## WHAT YOU HAVE TO DO
Where the word "glyph" occurs in a line, return that line.

Dataset items:

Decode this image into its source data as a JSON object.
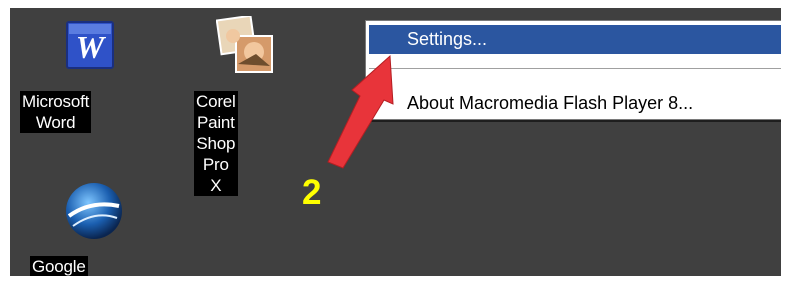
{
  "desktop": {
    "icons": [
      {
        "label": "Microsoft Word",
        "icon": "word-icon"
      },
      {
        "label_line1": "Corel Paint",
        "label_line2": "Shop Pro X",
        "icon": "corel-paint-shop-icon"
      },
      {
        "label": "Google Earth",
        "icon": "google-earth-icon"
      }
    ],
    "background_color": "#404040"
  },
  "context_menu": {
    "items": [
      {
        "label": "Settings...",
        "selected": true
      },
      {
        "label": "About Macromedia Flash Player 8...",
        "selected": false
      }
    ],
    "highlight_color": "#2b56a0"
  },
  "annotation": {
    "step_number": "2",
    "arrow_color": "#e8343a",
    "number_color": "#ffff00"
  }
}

* * *

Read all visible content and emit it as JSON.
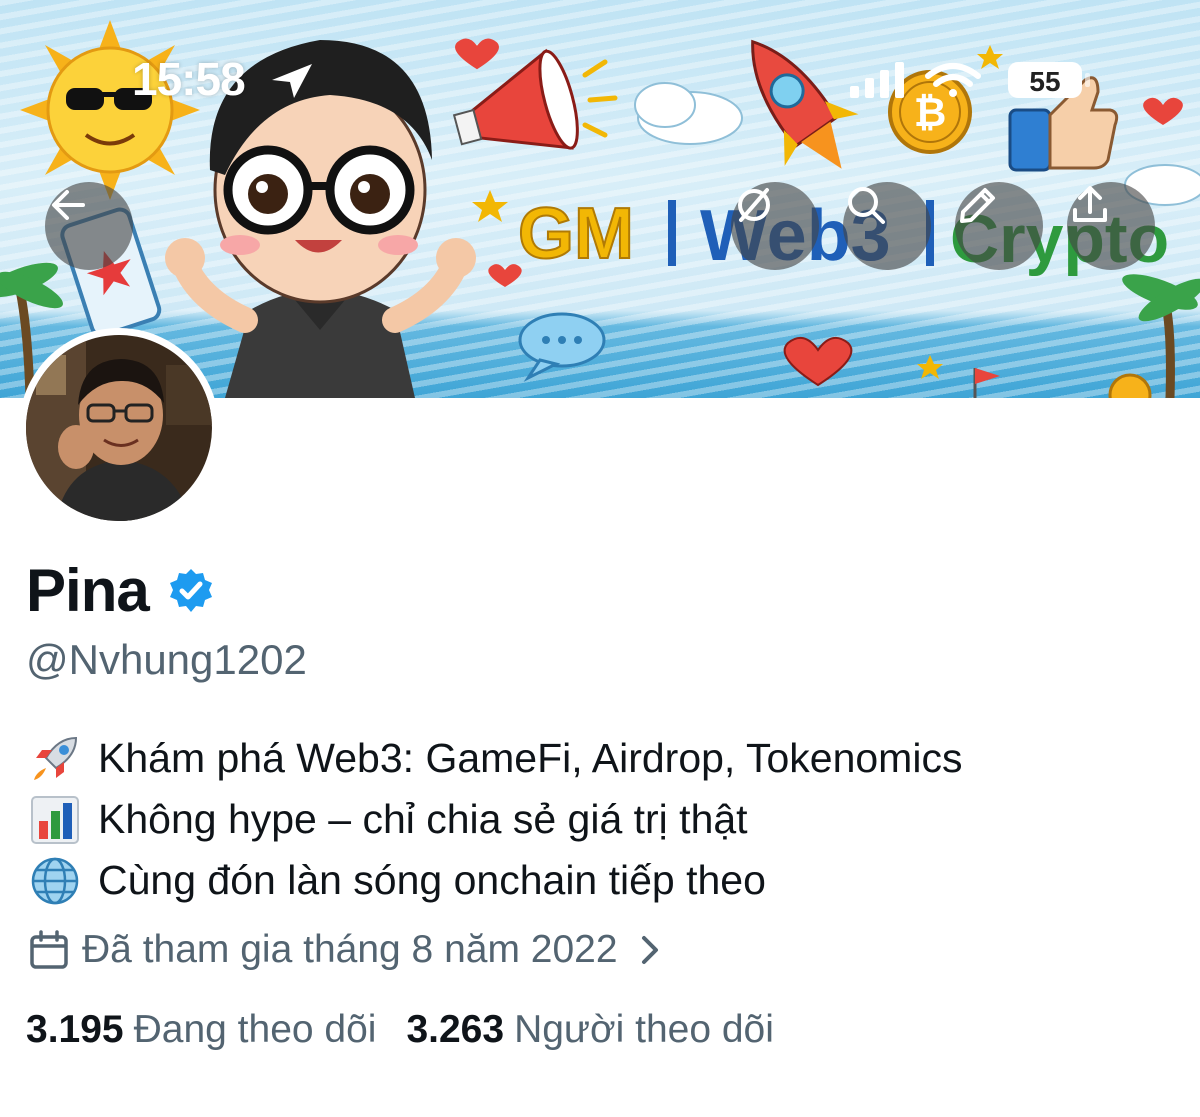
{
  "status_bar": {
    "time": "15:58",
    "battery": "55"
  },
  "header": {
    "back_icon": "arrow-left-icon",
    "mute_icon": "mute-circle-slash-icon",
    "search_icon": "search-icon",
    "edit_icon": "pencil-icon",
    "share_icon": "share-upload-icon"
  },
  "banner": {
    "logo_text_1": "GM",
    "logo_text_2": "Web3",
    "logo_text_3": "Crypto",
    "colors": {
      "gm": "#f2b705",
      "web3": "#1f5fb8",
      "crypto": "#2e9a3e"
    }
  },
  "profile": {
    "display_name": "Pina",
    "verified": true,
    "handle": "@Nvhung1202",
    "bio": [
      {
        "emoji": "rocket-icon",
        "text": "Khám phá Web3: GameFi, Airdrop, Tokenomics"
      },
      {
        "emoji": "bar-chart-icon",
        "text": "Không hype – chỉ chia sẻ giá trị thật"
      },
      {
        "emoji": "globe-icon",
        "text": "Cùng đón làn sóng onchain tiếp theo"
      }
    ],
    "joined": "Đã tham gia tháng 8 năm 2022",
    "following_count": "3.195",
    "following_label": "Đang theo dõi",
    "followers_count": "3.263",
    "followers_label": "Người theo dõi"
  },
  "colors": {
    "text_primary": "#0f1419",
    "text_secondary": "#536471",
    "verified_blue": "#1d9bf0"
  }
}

==

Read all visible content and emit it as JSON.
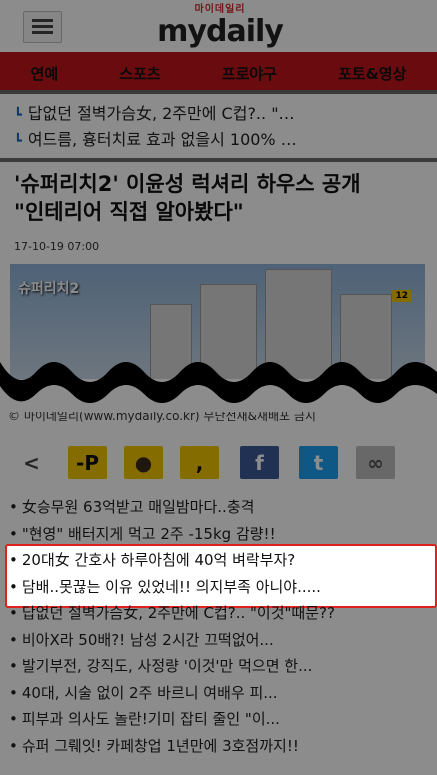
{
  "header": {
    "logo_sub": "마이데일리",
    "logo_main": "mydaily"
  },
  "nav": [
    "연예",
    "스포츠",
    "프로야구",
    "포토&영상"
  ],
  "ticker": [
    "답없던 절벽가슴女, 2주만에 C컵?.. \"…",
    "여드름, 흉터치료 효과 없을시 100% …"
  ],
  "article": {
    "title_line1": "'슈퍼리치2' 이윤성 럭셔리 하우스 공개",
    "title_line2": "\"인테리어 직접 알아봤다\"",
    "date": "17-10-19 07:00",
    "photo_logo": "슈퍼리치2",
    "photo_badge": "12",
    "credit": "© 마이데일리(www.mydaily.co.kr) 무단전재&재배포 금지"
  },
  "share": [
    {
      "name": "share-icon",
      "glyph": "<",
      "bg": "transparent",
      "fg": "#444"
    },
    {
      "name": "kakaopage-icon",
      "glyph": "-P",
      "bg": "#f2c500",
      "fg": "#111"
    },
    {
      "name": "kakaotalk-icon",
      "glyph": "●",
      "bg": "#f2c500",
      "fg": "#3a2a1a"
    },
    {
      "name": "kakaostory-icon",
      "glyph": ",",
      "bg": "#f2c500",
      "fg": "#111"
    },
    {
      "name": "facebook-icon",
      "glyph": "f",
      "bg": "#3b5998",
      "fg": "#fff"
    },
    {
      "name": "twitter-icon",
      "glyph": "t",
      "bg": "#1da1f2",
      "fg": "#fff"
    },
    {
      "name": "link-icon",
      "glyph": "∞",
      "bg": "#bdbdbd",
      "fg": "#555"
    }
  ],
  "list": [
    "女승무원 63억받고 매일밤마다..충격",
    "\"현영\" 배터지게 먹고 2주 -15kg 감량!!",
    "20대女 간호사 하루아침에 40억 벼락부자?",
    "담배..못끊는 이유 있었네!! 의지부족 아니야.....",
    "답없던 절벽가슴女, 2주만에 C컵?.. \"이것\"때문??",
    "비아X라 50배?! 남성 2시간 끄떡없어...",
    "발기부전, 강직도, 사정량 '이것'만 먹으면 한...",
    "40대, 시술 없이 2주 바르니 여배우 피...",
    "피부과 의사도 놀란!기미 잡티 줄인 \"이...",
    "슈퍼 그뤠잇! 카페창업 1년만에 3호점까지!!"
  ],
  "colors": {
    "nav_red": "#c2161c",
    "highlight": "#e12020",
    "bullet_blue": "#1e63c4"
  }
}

## REPLY
      "glyph": "<",
      "glyph": "-P",
      "glyph": "●",
      "glyph": ",",
      "glyph": "f",
      "glyph": "t",
      "glyph": "∞",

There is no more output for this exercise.